Exercise aim:
Reproduce the lines of the material exactly, excluding every image.

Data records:
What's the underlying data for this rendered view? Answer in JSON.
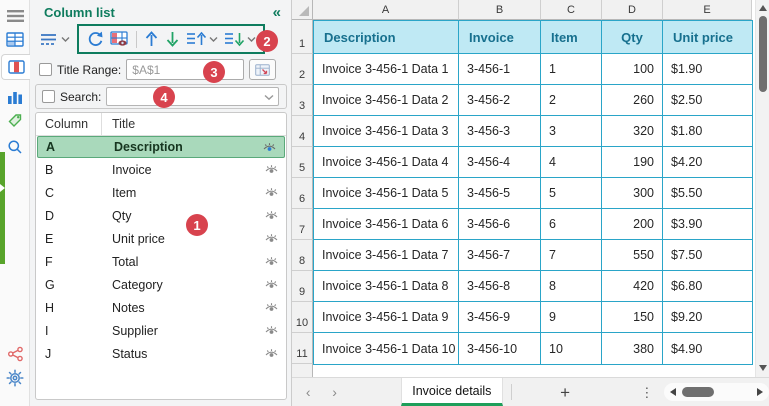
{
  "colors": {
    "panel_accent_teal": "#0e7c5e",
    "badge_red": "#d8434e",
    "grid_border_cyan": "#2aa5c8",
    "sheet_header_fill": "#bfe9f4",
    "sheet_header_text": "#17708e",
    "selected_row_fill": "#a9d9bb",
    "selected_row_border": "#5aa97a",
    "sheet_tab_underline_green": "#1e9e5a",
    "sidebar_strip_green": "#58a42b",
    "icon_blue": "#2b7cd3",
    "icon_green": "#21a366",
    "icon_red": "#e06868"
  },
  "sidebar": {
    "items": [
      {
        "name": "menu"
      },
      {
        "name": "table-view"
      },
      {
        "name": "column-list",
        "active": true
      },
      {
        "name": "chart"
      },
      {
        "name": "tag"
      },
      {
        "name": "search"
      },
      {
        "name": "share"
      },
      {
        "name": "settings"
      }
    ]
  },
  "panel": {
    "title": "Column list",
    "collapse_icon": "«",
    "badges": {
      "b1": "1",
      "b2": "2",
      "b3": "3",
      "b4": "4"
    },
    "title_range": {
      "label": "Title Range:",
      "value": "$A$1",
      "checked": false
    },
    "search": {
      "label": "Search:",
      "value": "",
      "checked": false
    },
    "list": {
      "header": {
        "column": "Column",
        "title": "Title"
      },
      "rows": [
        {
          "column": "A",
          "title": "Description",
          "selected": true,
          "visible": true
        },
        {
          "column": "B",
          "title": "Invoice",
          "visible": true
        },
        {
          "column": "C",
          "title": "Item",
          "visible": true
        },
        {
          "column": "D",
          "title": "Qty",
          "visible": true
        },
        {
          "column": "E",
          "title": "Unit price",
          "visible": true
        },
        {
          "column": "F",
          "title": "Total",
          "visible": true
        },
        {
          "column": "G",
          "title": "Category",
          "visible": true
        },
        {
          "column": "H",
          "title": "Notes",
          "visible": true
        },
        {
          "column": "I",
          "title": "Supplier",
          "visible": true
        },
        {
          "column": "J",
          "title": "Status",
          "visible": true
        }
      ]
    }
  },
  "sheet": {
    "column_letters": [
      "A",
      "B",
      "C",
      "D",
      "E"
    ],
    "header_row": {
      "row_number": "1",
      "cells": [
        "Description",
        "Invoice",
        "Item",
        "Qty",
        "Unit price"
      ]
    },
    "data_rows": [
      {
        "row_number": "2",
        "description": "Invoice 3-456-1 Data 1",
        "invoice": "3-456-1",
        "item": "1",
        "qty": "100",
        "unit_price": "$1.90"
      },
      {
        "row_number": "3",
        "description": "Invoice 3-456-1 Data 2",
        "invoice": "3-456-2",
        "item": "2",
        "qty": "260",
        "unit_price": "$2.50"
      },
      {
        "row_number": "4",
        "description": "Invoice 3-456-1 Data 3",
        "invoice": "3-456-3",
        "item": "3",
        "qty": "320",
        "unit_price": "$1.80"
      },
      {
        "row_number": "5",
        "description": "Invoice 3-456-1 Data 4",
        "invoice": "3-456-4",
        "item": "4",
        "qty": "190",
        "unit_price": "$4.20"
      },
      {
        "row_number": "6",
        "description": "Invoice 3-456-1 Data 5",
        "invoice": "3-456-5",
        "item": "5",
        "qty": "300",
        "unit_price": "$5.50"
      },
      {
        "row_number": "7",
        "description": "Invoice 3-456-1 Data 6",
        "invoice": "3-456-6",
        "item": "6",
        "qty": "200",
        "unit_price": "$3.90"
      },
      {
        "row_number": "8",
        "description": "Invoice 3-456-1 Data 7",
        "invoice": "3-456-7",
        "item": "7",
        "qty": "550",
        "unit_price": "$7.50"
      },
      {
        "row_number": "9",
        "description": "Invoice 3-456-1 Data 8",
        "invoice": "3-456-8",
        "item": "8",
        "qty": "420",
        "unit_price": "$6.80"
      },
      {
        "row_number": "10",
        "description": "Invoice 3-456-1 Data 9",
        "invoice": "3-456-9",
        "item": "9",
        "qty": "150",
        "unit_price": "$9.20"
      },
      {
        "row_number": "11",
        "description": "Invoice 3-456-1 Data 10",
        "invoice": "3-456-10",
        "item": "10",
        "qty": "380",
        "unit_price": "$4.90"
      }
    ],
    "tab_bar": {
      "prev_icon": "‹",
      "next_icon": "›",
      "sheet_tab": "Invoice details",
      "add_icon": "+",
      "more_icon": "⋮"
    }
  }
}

Result of this task:
What's the underlying data for this rendered view? Answer in JSON.
{
  "colors": {
    "panel_accent_teal": "#0e7c5e",
    "badge_red": "#d8434e",
    "grid_border_cyan": "#2aa5c8",
    "sheet_header_fill": "#bfe9f4",
    "sheet_header_text": "#17708e",
    "selected_row_fill": "#a9d9bb",
    "selected_row_border": "#5aa97a",
    "sheet_tab_underline_green": "#1e9e5a",
    "sidebar_strip_green": "#58a42b",
    "icon_blue": "#2b7cd3",
    "icon_green": "#21a366",
    "icon_red": "#e06868"
  },
  "sidebar": {
    "items": [
      {
        "name": "menu"
      },
      {
        "name": "table-view"
      },
      {
        "name": "column-list",
        "active": true
      },
      {
        "name": "chart"
      },
      {
        "name": "tag"
      },
      {
        "name": "search"
      },
      {
        "name": "share"
      },
      {
        "name": "settings"
      }
    ]
  },
  "panel": {
    "title": "Column list",
    "collapse_icon": "«",
    "badges": {
      "b1": "1",
      "b2": "2",
      "b3": "3",
      "b4": "4"
    },
    "title_range": {
      "label": "Title Range:",
      "value": "$A$1",
      "checked": false
    },
    "search": {
      "label": "Search:",
      "value": "",
      "checked": false
    },
    "list": {
      "header": {
        "column": "Column",
        "title": "Title"
      },
      "rows": [
        {
          "column": "A",
          "title": "Description",
          "selected": true,
          "visible": true
        },
        {
          "column": "B",
          "title": "Invoice",
          "visible": true
        },
        {
          "column": "C",
          "title": "Item",
          "visible": true
        },
        {
          "column": "D",
          "title": "Qty",
          "visible": true
        },
        {
          "column": "E",
          "title": "Unit price",
          "visible": true
        },
        {
          "column": "F",
          "title": "Total",
          "visible": true
        },
        {
          "column": "G",
          "title": "Category",
          "visible": true
        },
        {
          "column": "H",
          "title": "Notes",
          "visible": true
        },
        {
          "column": "I",
          "title": "Supplier",
          "visible": true
        },
        {
          "column": "J",
          "title": "Status",
          "visible": true
        }
      ]
    }
  },
  "sheet": {
    "column_letters": [
      "A",
      "B",
      "C",
      "D",
      "E"
    ],
    "header_row": {
      "row_number": "1",
      "cells": [
        "Description",
        "Invoice",
        "Item",
        "Qty",
        "Unit price"
      ]
    },
    "data_rows": [
      {
        "row_number": "2",
        "description": "Invoice 3-456-1 Data 1",
        "invoice": "3-456-1",
        "item": "1",
        "qty": "100",
        "unit_price": "$1.90"
      },
      {
        "row_number": "3",
        "description": "Invoice 3-456-1 Data 2",
        "invoice": "3-456-2",
        "item": "2",
        "qty": "260",
        "unit_price": "$2.50"
      },
      {
        "row_number": "4",
        "description": "Invoice 3-456-1 Data 3",
        "invoice": "3-456-3",
        "item": "3",
        "qty": "320",
        "unit_price": "$1.80"
      },
      {
        "row_number": "5",
        "description": "Invoice 3-456-1 Data 4",
        "invoice": "3-456-4",
        "item": "4",
        "qty": "190",
        "unit_price": "$4.20"
      },
      {
        "row_number": "6",
        "description": "Invoice 3-456-1 Data 5",
        "invoice": "3-456-5",
        "item": "5",
        "qty": "300",
        "unit_price": "$5.50"
      },
      {
        "row_number": "7",
        "description": "Invoice 3-456-1 Data 6",
        "invoice": "3-456-6",
        "item": "6",
        "qty": "200",
        "unit_price": "$3.90"
      },
      {
        "row_number": "8",
        "description": "Invoice 3-456-1 Data 7",
        "invoice": "3-456-7",
        "item": "7",
        "qty": "550",
        "unit_price": "$7.50"
      },
      {
        "row_number": "9",
        "description": "Invoice 3-456-1 Data 8",
        "invoice": "3-456-8",
        "item": "8",
        "qty": "420",
        "unit_price": "$6.80"
      },
      {
        "row_number": "10",
        "description": "Invoice 3-456-1 Data 9",
        "invoice": "3-456-9",
        "item": "9",
        "qty": "150",
        "unit_price": "$9.20"
      },
      {
        "row_number": "11",
        "description": "Invoice 3-456-1 Data 10",
        "invoice": "3-456-10",
        "item": "10",
        "qty": "380",
        "unit_price": "$4.90"
      }
    ],
    "tab_bar": {
      "prev_icon": "‹",
      "next_icon": "›",
      "sheet_tab": "Invoice details",
      "add_icon": "+",
      "more_icon": "⋮"
    }
  }
}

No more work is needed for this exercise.